(Directive)
Copy the material that follows word for word and omit its pictures.

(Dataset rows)
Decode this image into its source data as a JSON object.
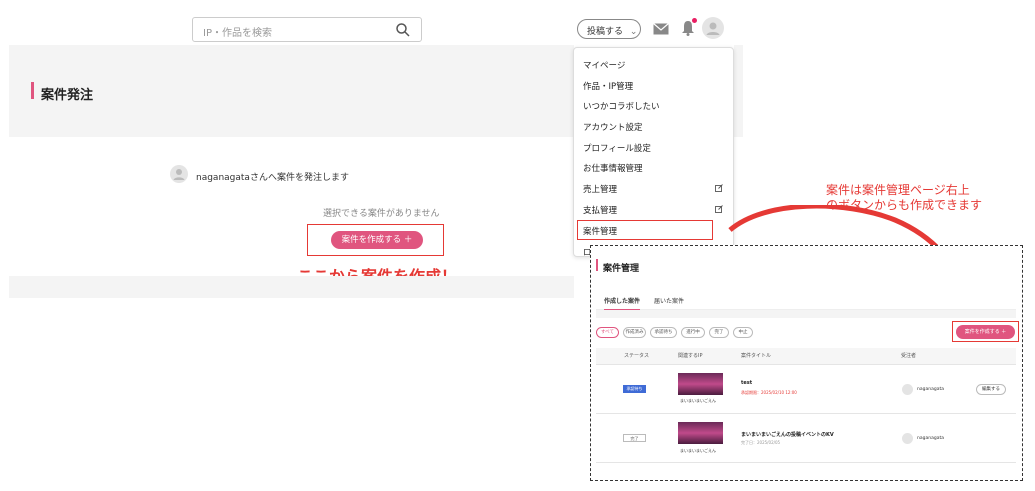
{
  "header": {
    "search_placeholder": "IP・作品を検索",
    "post_button": "投稿する",
    "accent_color": "#e0557f"
  },
  "page": {
    "title": "案件発注",
    "user_message": "naganagataさんへ案件を発注します",
    "empty_message": "選択できる案件がありません",
    "create_button": "案件を作成する ＋",
    "callout_main": "ここから案件を作成！"
  },
  "dropdown": {
    "items": [
      {
        "label": "マイページ"
      },
      {
        "label": "作品・IP管理"
      },
      {
        "label": "いつかコラボしたい"
      },
      {
        "label": "アカウント設定"
      },
      {
        "label": "プロフィール設定"
      },
      {
        "label": "お仕事情報管理"
      },
      {
        "label": "売上管理",
        "external": true
      },
      {
        "label": "支払管理",
        "external": true
      },
      {
        "label": "案件管理"
      },
      {
        "label": "ロ"
      }
    ]
  },
  "callout_side": {
    "line1": "案件は案件管理ページ右上",
    "line2": "のボタンからも作成できます"
  },
  "inset": {
    "title": "案件管理",
    "tabs": [
      "作成した案件",
      "届いた案件"
    ],
    "filters": [
      "すべて",
      "作成済み",
      "承認待ち",
      "進行中",
      "完了",
      "中止"
    ],
    "create_button": "案件を作成する ＋",
    "columns": [
      "ステータス",
      "関連するIP",
      "案件タイトル",
      "受注者"
    ],
    "rows": [
      {
        "status": "承認待ち",
        "ip_caption": "まいまいまいごえん",
        "title": "test",
        "sub": "承認期限：2025/02/10 12:00",
        "user": "naganagata",
        "action": "編集する"
      },
      {
        "status": "完了",
        "ip_caption": "まいまいまいごえん",
        "title": "まいまいまいごえんの投稿イベントのKV",
        "sub": "完了日：2025/02/05",
        "user": "naganagata",
        "action": ""
      }
    ]
  }
}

(Finished task)
Decode this image into its source data as a JSON object.
{
  "header": {
    "search_placeholder": "IP・作品を検索",
    "post_button": "投稿する",
    "accent_color": "#e0557f"
  },
  "page": {
    "title": "案件発注",
    "user_message": "naganagataさんへ案件を発注します",
    "empty_message": "選択できる案件がありません",
    "create_button": "案件を作成する ＋",
    "callout_main": "ここから案件を作成！"
  },
  "dropdown": {
    "items": [
      {
        "label": "マイページ"
      },
      {
        "label": "作品・IP管理"
      },
      {
        "label": "いつかコラボしたい"
      },
      {
        "label": "アカウント設定"
      },
      {
        "label": "プロフィール設定"
      },
      {
        "label": "お仕事情報管理"
      },
      {
        "label": "売上管理",
        "external": true
      },
      {
        "label": "支払管理",
        "external": true
      },
      {
        "label": "案件管理"
      },
      {
        "label": "ロ"
      }
    ]
  },
  "callout_side": {
    "line1": "案件は案件管理ページ右上",
    "line2": "のボタンからも作成できます"
  },
  "inset": {
    "title": "案件管理",
    "tabs": [
      "作成した案件",
      "届いた案件"
    ],
    "filters": [
      "すべて",
      "作成済み",
      "承認待ち",
      "進行中",
      "完了",
      "中止"
    ],
    "create_button": "案件を作成する ＋",
    "columns": [
      "ステータス",
      "関連するIP",
      "案件タイトル",
      "受注者"
    ],
    "rows": [
      {
        "status": "承認待ち",
        "ip_caption": "まいまいまいごえん",
        "title": "test",
        "sub": "承認期限：2025/02/10 12:00",
        "user": "naganagata",
        "action": "編集する"
      },
      {
        "status": "完了",
        "ip_caption": "まいまいまいごえん",
        "title": "まいまいまいごえんの投稿イベントのKV",
        "sub": "完了日：2025/02/05",
        "user": "naganagata",
        "action": ""
      }
    ]
  }
}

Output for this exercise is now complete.